• _What this task involves_: Locate every line in the records below that holds the word "cloth" and return each one.

START Data listing

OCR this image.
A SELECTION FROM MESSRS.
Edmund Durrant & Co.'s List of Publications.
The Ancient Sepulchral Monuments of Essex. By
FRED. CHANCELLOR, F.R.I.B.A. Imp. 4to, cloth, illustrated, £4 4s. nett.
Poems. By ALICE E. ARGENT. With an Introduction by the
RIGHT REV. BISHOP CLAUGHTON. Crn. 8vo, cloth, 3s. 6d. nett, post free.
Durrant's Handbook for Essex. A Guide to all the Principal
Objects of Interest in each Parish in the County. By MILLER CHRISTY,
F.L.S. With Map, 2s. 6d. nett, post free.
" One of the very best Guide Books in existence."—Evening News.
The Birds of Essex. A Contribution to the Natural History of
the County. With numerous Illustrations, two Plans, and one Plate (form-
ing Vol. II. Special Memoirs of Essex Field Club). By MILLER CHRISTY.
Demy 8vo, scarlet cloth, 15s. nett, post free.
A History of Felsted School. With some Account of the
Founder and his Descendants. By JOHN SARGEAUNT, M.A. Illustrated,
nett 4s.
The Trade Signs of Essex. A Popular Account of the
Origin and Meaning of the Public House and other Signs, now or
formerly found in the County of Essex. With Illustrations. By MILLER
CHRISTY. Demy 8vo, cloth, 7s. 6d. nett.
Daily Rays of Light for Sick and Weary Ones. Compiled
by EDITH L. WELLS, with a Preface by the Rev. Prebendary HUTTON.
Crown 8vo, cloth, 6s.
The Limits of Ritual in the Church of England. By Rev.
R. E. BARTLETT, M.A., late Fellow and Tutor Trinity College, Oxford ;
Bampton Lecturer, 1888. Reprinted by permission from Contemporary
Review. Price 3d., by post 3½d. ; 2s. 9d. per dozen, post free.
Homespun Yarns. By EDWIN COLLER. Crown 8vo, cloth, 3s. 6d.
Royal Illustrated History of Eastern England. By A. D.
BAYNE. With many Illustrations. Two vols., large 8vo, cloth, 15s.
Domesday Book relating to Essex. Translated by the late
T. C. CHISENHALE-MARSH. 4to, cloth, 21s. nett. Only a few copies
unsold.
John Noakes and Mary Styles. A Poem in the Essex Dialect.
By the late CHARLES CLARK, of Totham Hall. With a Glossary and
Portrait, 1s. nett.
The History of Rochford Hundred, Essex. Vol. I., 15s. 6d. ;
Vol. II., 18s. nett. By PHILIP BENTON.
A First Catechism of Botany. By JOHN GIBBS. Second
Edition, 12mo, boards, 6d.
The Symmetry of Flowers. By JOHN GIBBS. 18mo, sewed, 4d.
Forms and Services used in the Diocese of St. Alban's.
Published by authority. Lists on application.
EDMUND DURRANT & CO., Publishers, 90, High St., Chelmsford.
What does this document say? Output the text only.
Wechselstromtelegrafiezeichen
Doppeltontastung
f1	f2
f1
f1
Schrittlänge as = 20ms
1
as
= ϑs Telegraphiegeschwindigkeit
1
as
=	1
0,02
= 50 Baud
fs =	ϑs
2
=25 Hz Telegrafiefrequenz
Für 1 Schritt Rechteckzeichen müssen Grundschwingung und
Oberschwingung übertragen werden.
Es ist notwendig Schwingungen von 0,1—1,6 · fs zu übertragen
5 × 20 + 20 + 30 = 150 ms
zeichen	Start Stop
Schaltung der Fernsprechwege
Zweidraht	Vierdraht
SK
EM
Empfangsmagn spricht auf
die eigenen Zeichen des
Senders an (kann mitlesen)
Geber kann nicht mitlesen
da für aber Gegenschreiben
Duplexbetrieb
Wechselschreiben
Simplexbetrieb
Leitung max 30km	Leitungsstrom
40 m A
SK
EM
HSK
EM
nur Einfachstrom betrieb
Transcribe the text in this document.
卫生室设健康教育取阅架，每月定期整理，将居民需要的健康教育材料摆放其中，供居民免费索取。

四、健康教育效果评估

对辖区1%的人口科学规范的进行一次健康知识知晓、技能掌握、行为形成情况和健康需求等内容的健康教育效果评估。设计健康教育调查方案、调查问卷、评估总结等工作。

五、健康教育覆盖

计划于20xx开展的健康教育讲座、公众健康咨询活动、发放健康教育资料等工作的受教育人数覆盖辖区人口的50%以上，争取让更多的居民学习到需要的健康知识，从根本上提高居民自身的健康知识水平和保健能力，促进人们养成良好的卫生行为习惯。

END Data listing

• _Completed exercise_:
FRED. CHANCELLOR, F.R.I.B.A. Imp. 4to, cloth, illustrated, £4 4s. nett.
RIGHT REV. BISHOP CLAUGHTON. Crn. 8vo, cloth, 3s. 6d. nett, post free.
Demy 8vo, scarlet cloth, 15s. nett, post free.
CHRISTY. Demy 8vo, cloth, 7s. 6d. nett.
Crown 8vo, cloth, 6s.
Homespun Yarns. By EDWIN COLLER. Crown 8vo, cloth, 3s. 6d.
BAYNE. With many Illustrations. Two vols., large 8vo, cloth, 15s.
T. C. CHISENHALE-MARSH. 4to, cloth, 21s. nett. Only a few copies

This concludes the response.